| Given request |
Reproduce the entries in full, with no changes.

(Saved data entries)

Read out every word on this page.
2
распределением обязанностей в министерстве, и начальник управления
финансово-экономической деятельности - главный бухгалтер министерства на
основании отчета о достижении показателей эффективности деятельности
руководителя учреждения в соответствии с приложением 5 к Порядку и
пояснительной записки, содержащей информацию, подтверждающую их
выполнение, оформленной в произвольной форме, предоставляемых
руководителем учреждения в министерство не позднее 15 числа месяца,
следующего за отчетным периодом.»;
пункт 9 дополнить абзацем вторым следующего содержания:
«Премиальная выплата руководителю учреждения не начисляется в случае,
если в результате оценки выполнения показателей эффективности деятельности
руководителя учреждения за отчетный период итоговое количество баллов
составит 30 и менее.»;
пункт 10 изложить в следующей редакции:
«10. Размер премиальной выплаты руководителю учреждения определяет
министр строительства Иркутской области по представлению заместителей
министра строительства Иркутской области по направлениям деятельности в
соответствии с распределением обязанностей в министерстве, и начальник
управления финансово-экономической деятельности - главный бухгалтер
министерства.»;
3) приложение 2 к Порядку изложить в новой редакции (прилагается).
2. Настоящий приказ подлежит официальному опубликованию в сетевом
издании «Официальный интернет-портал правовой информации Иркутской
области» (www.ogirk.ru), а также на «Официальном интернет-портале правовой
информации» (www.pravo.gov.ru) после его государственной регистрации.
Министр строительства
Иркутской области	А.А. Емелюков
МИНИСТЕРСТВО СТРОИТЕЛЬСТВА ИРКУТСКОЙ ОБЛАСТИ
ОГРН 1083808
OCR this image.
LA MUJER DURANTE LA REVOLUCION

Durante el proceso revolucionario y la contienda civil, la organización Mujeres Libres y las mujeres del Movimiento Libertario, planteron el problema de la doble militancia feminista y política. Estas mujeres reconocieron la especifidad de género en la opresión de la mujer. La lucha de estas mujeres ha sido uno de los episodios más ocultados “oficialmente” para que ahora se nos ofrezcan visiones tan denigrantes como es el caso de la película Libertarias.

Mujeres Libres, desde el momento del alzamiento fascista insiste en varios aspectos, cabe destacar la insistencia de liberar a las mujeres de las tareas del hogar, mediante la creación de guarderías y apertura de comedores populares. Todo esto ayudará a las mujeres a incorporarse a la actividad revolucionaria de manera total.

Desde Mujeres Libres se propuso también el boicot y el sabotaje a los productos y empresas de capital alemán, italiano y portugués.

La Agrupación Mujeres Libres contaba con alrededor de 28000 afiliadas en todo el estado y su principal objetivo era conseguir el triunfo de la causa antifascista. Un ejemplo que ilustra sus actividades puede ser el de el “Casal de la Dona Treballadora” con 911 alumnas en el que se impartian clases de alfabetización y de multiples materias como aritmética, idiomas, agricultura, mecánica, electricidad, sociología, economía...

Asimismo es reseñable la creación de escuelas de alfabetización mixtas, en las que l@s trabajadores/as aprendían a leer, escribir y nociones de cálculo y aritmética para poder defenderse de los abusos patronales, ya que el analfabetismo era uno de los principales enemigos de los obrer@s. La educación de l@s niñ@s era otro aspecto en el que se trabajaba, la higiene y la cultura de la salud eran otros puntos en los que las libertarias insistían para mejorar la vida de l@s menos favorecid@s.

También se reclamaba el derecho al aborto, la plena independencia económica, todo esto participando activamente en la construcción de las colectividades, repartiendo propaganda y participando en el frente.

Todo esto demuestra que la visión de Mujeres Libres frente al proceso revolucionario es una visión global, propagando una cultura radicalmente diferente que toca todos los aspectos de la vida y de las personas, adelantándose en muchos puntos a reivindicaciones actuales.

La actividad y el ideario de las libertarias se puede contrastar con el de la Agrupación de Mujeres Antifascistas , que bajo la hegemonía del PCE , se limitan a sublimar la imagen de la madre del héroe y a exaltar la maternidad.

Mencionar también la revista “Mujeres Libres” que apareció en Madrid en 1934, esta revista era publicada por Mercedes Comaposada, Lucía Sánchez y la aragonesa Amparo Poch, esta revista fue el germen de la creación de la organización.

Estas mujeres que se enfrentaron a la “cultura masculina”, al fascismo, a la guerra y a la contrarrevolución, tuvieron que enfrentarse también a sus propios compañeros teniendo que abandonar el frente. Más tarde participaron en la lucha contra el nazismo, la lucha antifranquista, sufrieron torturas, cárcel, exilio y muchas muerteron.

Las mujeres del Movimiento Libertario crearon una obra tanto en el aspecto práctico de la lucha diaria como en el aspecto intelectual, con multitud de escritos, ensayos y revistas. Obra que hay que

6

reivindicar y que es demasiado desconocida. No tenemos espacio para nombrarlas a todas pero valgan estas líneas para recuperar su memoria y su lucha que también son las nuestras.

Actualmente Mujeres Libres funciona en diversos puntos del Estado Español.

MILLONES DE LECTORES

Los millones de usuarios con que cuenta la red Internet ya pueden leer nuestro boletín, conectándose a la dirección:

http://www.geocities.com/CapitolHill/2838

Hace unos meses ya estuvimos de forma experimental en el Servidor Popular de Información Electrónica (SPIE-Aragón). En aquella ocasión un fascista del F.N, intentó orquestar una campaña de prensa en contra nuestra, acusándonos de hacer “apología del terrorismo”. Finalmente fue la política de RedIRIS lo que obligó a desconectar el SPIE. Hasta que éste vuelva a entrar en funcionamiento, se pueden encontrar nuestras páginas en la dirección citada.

| Exercise solution |
Read out every word on this page.
2
распределением обязанностей в министерстве, и начальник управления
финансово-экономической деятельности - главный бухгалтер министерства на
основании отчета о достижении показателей эффективности деятельности
руководителя учреждения в соответствии с приложением 5 к Порядку и
пояснительной записки, содержащей информацию, подтверждающую их
выполнение, оформленной в произвольной форме, предоставляемых
руководителем учреждения в министерство не позднее 15 числа месяца,
следующего за отчетным периодом.»;
пункт 9 дополнить абзацем вторым следующего содержания:
«Премиальная выплата руководителю учреждения не начисляется в случае,
если в результате оценки выполнения показателей эффективности деятельности
руководителя учреждения за отчетный период итоговое количество баллов
составит 30 и менее.»;
пункт 10 изложить в следующей редакции:
«10. Размер премиальной выплаты руководителю учреждения определяет
министр строительства Иркутской области по представлению заместителей
министра строительства Иркутской области по направлениям деятельности в
соответствии с распределением обязанностей в министерстве, и начальник
управления финансово-экономической деятельности - главный бухгалтер
министерства.»;
3) приложение 2 к Порядку изложить в новой редакции (прилагается).
2. Настоящий приказ подлежит официальному опубликованию в сетевом
издании «Официальный интернет-портал правовой информации Иркутской
области» (www.ogirk.ru), а также на «Официальном интернет-портале правовой
информации» (www.pravo.gov.ru) после его государственной регистрации.
Министр строительства
Иркутской области	А.А. Емелюков
МИНИСТЕРСТВО СТРОИТЕЛЬСТВА ИРКУТСКОЙ ОБЛАСТИ
ОГРН 1083808
OCR this image.
LA MUJER DURANTE LA REVOLUCION

Durante el proceso revolucionario y la contienda civil, la organización Mujeres Libres y las mujeres del Movimiento Libertario, planteron el problema de la doble militancia feminista y política. Estas mujeres reconocieron la especifidad de género en la opresión de la mujer. La lucha de estas mujeres ha sido uno de los episodios más ocultados “oficialmente” para que ahora se nos ofrezcan visiones tan denigrantes como es el caso de la película Libertarias.

Mujeres Libres, desde el momento del alzamiento fascista insiste en varios aspectos, cabe destacar la insistencia de liberar a las mujeres de las tareas del hogar, mediante la creación de guarderías y apertura de comedores populares. Todo esto ayudará a las mujeres a incorporarse a la actividad revolucionaria de manera total.

Desde Mujeres Libres se propuso también el boicot y el sabotaje a los productos y empresas de capital alemán, italiano y portugués.

La Agrupación Mujeres Libres contaba con alrededor de 28000 afiliadas en todo el estado y su principal objetivo era conseguir el triunfo de la causa antifascista. Un ejemplo que ilustra sus actividades puede ser el de el “Casal de la Dona Treballadora” con 911 alumnas en el que se impartian clases de alfabetización y de multiples materias como aritmética, idiomas, agricultura, mecánica, electricidad, sociología, economía...

Asimismo es reseñable la creación de escuelas de alfabetización mixtas, en las que l@s trabajadores/as aprendían a leer, escribir y nociones de cálculo y aritmética para poder defenderse de los abusos patronales, ya que el analfabetismo era uno de los principales enemigos de los obrer@s. La educación de l@s niñ@s era otro aspecto en el que se trabajaba, la higiene y la cultura de la salud eran otros puntos en los que las libertarias insistían para mejorar la vida de l@s menos favorecid@s.

También se reclamaba el derecho al aborto, la plena independencia económica, todo esto participando activamente en la construcción de las colectividades, repartiendo propaganda y participando en el frente.

Todo esto demuestra que la visión de Mujeres Libres frente al proceso revolucionario es una visión global, propagando una cultura radicalmente diferente que toca todos los aspectos de la vida y de las personas, adelantándose en muchos puntos a reivindicaciones actuales.

La actividad y el ideario de las libertarias se puede contrastar con el de la Agrupación de Mujeres Antifascistas , que bajo la hegemonía del PCE , se limitan a sublimar la imagen de la madre del héroe y a exaltar la maternidad.

Mencionar también la revista “Mujeres Libres” que apareció en Madrid en 1934, esta revista era publicada por Mercedes Comaposada, Lucía Sánchez y la aragonesa Amparo Poch, esta revista fue el germen de la creación de la organización.

Estas mujeres que se enfrentaron a la “cultura masculina”, al fascismo, a la guerra y a la contrarrevolución, tuvieron que enfrentarse también a sus propios compañeros teniendo que abandonar el frente. Más tarde participaron en la lucha contra el nazismo, la lucha antifranquista, sufrieron torturas, cárcel, exilio y muchas muerteron.

Las mujeres del Movimiento Libertario crearon una obra tanto en el aspecto práctico de la lucha diaria como en el aspecto intelectual, con multitud de escritos, ensayos y revistas. Obra que hay que

6

reivindicar y que es demasiado desconocida. No tenemos espacio para nombrarlas a todas pero valgan estas líneas para recuperar su memoria y su lucha que también son las nuestras.

Actualmente Mujeres Libres funciona en diversos puntos del Estado Español.

MILLONES DE LECTORES

Los millones de usuarios con que cuenta la red Internet ya pueden leer nuestro boletín, conectándose a la dirección:

http://www.geocities.com/CapitolHill/2838

Hace unos meses ya estuvimos de forma experimental en el Servidor Popular de Información Electrónica (SPIE-Aragón). En aquella ocasión un fascista del F.N, intentó orquestar una campaña de prensa en contra nuestra, acusándonos de hacer “apología del terrorismo”. Finalmente fue la política de RedIRIS lo que obligó a desconectar el SPIE. Hasta que éste vuelva a entrar en funcionamiento, se pueden encontrar nuestras páginas en la dirección citada.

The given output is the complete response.